---- Records provided

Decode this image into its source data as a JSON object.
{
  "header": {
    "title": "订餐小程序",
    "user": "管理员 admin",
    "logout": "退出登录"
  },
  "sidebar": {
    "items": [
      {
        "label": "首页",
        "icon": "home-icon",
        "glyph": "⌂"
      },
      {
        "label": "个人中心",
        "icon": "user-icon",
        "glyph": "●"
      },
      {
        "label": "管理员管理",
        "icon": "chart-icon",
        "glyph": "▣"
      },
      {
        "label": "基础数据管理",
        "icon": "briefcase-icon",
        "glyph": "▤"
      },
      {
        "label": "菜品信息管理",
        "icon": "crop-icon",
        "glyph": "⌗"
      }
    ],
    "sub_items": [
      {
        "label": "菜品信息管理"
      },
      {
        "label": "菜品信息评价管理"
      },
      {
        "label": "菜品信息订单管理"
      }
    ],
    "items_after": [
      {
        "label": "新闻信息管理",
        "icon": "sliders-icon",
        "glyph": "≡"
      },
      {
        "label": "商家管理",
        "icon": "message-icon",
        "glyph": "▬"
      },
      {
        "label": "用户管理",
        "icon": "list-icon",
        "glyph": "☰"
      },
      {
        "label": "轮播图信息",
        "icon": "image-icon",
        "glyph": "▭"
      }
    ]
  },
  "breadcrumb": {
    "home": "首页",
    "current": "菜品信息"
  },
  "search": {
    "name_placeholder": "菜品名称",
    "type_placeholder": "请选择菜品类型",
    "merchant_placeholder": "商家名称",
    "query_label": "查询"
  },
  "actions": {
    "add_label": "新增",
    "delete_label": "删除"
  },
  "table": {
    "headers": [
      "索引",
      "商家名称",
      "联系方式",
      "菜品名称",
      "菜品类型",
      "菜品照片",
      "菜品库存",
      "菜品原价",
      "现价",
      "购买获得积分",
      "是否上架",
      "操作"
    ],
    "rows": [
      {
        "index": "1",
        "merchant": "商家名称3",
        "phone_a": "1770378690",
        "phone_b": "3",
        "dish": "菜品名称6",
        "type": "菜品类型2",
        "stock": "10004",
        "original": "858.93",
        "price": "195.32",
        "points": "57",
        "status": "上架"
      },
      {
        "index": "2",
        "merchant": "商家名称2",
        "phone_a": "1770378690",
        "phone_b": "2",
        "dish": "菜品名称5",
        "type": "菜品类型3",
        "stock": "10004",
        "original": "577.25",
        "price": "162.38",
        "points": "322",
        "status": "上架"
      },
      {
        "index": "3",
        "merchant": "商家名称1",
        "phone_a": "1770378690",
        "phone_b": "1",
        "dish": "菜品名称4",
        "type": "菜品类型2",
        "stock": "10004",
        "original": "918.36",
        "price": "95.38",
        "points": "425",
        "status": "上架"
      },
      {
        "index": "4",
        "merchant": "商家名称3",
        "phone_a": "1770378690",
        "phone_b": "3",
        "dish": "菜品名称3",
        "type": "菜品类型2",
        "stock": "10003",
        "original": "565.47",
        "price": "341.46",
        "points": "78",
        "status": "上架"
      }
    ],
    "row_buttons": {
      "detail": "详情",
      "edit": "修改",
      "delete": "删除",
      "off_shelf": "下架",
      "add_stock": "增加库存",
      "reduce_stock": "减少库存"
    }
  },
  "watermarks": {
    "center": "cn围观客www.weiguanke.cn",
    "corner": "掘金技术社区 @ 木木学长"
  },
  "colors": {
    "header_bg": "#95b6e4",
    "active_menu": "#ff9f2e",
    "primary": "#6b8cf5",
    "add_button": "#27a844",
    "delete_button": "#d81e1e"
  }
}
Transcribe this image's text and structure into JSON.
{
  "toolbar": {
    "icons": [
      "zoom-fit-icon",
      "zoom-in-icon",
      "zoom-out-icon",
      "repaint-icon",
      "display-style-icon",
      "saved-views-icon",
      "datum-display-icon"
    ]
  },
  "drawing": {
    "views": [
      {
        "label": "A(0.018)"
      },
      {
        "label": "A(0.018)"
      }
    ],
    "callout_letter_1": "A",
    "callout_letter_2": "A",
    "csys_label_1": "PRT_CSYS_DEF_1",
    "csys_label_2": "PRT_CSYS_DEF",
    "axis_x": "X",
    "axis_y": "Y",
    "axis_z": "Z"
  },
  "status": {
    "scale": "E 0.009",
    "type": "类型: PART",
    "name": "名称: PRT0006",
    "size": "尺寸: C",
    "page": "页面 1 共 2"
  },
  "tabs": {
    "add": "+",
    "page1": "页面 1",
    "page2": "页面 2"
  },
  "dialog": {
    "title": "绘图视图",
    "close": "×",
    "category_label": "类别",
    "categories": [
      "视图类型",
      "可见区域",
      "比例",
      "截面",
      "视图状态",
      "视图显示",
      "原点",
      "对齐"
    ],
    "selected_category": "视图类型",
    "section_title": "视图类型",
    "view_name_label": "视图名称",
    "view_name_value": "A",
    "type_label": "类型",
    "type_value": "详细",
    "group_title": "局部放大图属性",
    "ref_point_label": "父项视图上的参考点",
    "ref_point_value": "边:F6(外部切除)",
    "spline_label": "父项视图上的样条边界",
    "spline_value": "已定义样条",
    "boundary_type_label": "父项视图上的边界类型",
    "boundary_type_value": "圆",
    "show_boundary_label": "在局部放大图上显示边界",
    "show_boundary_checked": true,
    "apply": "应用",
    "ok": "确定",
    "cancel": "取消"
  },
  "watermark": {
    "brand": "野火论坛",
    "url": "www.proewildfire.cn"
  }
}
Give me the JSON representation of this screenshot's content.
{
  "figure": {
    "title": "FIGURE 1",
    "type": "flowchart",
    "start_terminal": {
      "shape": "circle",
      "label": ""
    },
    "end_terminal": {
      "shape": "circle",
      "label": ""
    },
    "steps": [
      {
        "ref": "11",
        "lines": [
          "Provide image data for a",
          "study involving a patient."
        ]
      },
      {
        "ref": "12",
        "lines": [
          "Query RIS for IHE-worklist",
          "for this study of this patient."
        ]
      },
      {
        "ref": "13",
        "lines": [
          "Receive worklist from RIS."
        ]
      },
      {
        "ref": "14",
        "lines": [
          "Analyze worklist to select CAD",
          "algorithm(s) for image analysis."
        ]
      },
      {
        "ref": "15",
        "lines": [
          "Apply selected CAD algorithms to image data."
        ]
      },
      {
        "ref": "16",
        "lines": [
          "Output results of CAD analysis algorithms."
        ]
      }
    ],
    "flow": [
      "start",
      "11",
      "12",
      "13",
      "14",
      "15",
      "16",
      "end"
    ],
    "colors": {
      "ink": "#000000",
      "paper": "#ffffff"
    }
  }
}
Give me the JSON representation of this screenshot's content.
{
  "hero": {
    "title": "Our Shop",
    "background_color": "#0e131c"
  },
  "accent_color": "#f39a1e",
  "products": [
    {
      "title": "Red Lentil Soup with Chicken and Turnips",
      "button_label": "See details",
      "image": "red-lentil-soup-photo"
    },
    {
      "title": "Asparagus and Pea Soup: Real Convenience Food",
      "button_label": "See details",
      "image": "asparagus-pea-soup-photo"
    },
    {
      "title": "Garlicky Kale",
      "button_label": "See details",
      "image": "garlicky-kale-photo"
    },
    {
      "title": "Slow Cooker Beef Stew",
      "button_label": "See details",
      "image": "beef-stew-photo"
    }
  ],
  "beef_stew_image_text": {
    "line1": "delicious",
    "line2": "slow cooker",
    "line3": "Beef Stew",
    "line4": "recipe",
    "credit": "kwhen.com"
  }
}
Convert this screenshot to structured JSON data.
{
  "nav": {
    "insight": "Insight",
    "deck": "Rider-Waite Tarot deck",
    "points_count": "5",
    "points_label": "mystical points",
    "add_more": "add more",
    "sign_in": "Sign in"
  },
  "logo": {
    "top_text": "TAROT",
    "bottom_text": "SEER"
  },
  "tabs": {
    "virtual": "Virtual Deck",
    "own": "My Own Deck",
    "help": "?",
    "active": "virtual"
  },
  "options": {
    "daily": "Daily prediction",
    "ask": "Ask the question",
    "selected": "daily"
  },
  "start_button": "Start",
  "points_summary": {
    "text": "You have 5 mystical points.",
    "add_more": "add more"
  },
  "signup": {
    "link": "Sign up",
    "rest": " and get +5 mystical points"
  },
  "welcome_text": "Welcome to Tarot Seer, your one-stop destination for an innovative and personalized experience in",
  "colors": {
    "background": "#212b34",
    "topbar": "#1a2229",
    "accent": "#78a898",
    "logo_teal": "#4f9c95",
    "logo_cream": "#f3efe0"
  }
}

--------

◆ Requirements
Collect each line of the entries that has the word "analysis", copying it in full.

◆ Problem solution
          "algorithm(s) for image analysis."
          "Output results of CAD analysis algorithms."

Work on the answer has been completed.